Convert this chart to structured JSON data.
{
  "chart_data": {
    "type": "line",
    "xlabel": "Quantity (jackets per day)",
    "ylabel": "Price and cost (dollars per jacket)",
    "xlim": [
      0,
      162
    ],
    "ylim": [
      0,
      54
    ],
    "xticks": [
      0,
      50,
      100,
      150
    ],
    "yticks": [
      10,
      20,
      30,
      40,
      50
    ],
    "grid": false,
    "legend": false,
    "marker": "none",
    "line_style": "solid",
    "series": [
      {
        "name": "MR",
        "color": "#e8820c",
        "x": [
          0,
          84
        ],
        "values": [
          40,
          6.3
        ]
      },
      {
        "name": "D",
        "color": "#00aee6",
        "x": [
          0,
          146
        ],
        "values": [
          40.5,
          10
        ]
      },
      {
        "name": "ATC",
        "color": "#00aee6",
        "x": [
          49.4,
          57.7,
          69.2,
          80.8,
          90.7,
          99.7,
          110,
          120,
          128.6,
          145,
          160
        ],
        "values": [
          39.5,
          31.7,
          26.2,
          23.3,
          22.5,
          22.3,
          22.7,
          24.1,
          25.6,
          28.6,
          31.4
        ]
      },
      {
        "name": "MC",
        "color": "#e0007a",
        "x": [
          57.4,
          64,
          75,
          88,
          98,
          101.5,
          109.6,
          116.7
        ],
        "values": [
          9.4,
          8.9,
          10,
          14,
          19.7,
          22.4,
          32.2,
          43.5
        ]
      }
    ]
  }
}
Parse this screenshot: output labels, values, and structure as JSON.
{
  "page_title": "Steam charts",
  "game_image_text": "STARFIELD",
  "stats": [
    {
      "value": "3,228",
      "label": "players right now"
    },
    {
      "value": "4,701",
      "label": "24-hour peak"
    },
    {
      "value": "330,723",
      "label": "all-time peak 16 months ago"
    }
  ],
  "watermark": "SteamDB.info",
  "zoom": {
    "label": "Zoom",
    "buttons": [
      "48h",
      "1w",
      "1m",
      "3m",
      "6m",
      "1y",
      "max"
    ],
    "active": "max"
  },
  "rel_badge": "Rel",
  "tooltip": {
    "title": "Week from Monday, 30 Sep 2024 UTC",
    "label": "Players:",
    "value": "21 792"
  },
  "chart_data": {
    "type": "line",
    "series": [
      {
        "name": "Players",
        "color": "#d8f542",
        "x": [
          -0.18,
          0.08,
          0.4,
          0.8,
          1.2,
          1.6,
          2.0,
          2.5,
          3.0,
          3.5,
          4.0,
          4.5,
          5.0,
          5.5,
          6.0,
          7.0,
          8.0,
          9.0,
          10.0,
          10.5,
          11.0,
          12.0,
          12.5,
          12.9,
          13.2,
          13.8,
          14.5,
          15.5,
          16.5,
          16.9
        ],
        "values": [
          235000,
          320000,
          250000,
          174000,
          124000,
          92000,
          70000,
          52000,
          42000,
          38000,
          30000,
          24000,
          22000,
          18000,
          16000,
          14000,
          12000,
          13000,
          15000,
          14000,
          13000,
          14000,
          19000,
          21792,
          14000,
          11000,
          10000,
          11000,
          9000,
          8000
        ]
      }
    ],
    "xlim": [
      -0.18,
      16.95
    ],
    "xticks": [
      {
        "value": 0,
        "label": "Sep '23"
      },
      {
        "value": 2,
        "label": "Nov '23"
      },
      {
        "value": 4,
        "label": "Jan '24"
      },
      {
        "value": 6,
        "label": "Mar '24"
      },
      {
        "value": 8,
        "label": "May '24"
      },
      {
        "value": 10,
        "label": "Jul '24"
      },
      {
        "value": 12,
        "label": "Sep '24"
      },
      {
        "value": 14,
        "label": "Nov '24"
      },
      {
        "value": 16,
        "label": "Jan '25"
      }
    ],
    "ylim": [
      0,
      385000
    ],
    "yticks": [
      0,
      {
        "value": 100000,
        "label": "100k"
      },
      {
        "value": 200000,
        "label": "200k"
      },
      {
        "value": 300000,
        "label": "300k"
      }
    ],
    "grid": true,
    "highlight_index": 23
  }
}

++++++++++

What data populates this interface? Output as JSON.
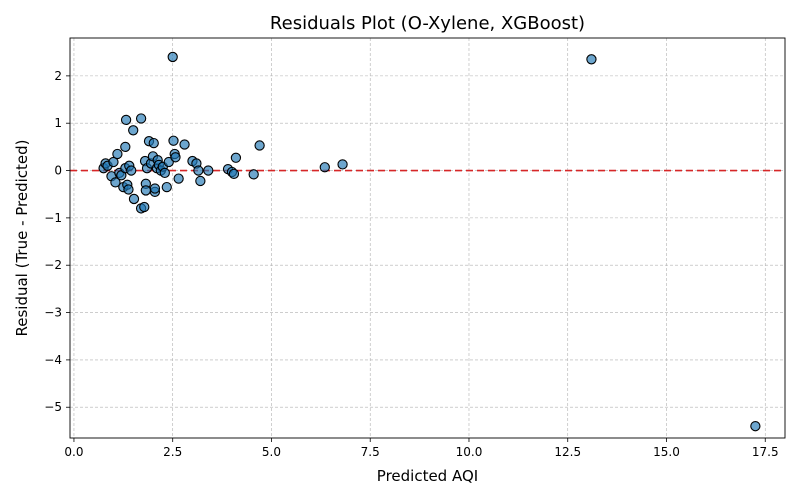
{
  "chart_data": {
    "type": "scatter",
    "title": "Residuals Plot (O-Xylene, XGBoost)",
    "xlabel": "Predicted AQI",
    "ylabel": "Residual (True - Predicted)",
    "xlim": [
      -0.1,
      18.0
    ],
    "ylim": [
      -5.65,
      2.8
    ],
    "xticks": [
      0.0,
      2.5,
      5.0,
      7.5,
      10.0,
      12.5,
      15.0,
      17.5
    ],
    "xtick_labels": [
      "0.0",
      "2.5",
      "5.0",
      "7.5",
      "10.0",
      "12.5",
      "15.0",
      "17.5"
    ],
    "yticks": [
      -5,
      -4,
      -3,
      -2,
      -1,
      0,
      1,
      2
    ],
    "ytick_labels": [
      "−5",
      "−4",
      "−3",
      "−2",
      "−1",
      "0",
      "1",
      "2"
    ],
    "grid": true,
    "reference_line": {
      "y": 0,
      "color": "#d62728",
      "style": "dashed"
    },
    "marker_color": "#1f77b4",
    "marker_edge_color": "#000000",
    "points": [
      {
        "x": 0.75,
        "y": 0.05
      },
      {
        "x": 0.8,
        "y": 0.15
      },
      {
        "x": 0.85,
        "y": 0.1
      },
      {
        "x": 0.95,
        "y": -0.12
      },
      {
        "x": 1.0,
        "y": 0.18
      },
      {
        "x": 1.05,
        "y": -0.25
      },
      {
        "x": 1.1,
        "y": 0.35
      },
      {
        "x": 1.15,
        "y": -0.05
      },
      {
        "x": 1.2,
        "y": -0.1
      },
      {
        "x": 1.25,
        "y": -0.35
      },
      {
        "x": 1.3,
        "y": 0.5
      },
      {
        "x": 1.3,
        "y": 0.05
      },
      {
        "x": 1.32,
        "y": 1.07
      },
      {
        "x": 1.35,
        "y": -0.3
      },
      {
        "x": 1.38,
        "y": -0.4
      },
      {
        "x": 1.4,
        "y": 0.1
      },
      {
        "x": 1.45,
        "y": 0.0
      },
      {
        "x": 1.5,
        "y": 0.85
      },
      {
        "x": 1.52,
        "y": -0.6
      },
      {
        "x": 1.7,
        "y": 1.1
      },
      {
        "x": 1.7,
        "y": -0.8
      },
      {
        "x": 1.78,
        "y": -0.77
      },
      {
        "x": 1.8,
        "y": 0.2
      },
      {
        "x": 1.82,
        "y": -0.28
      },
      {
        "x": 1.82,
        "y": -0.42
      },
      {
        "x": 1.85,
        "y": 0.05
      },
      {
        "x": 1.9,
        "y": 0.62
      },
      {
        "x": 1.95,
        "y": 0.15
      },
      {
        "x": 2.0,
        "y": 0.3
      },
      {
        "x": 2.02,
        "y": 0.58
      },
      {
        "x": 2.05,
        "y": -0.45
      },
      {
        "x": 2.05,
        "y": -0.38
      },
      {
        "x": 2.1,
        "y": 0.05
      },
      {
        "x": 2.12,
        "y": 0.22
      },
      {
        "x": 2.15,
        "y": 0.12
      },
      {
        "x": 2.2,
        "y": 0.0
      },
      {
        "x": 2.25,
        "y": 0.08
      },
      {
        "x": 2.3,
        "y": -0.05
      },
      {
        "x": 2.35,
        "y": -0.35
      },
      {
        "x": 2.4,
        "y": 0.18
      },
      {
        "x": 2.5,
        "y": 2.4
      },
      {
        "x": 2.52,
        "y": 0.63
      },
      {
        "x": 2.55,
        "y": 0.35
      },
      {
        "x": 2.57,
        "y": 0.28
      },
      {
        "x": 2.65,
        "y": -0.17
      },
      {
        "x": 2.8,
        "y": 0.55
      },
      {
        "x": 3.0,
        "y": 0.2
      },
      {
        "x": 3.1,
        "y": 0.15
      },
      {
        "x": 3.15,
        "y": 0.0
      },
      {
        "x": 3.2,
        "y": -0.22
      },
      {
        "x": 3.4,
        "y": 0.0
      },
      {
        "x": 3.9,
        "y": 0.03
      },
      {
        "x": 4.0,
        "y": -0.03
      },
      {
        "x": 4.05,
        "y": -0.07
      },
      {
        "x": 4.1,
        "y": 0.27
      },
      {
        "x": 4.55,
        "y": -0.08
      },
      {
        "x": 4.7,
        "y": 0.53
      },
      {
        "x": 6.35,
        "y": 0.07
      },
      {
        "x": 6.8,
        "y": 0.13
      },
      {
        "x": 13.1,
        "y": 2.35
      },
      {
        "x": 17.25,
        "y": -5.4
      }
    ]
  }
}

++++++++++

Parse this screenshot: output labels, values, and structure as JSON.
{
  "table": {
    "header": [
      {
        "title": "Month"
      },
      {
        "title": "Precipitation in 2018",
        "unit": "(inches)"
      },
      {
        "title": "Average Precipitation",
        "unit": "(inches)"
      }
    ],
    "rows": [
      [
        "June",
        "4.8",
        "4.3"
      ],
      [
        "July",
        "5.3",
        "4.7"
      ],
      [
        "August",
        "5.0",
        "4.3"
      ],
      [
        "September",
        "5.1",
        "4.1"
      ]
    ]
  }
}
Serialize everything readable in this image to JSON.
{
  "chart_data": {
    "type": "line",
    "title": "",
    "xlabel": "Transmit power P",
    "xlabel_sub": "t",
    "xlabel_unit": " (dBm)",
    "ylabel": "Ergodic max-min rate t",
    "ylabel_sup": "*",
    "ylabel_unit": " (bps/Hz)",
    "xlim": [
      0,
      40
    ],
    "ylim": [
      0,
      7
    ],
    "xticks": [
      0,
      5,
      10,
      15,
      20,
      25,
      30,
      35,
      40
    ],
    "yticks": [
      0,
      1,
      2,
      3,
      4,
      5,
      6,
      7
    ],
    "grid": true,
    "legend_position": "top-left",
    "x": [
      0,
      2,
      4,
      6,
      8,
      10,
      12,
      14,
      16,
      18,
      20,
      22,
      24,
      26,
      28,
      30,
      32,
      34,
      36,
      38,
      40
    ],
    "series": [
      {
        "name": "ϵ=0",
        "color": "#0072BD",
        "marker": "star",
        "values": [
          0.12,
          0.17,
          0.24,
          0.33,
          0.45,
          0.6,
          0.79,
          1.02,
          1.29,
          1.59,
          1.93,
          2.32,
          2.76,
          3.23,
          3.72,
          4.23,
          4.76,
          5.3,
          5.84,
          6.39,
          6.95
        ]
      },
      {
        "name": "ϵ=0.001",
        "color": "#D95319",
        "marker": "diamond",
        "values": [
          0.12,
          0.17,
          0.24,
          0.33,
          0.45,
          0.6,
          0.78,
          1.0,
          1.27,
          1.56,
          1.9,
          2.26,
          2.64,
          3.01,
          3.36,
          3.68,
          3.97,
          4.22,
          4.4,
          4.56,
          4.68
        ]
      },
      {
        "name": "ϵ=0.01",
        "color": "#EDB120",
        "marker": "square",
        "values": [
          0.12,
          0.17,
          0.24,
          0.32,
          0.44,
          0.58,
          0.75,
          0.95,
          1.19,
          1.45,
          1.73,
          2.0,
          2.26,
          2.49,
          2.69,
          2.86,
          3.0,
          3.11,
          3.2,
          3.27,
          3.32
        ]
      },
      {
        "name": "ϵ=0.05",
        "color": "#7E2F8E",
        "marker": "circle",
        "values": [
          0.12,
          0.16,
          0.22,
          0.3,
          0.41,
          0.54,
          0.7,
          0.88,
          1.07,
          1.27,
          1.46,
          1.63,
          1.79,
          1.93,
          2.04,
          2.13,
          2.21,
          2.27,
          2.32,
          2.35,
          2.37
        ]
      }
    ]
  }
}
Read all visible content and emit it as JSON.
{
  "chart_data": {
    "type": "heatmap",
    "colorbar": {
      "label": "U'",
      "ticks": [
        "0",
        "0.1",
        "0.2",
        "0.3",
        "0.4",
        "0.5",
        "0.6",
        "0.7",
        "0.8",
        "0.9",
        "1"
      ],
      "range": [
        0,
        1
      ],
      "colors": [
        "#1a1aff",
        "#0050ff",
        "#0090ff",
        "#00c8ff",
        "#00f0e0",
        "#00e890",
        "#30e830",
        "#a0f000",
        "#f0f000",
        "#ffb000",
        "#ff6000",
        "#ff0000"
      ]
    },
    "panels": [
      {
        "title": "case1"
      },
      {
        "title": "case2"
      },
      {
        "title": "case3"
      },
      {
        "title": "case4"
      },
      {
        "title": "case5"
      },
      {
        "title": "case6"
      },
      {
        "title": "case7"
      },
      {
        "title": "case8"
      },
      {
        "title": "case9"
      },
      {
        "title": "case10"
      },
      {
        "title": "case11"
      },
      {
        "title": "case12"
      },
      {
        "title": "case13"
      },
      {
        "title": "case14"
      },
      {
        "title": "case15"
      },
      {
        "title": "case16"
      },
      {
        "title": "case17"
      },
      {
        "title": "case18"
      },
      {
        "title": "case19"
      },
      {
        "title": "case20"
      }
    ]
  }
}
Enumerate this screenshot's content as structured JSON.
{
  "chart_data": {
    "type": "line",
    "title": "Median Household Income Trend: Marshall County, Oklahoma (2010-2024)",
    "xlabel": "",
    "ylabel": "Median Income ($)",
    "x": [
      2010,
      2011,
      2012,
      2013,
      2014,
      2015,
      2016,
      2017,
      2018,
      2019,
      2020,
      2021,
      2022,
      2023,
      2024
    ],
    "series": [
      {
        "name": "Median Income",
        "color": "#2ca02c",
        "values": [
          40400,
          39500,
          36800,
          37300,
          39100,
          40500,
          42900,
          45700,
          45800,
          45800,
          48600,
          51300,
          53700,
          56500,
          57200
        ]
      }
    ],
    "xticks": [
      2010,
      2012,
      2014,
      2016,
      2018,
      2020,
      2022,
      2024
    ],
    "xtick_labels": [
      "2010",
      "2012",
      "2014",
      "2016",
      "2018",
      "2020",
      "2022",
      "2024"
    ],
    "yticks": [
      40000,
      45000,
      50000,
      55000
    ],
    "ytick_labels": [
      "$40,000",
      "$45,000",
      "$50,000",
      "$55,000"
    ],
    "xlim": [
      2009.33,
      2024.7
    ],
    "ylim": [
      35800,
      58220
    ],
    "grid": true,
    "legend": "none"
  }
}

++++++++++

### PROBLEM
List all lines where "JSON" occurs.

### CORRECT ANSWER
Convert this chart to structured JSON data.
Parse this screenshot: output labels, values, and structure as JSON.
What data populates this interface? Output as JSON.
Parse this screenshot: output labels, values, and structure as JSON.
Serialize everything readable in this image to JSON.
Read all visible content and emit it as JSON.
Enumerate this screenshot's content as structured JSON.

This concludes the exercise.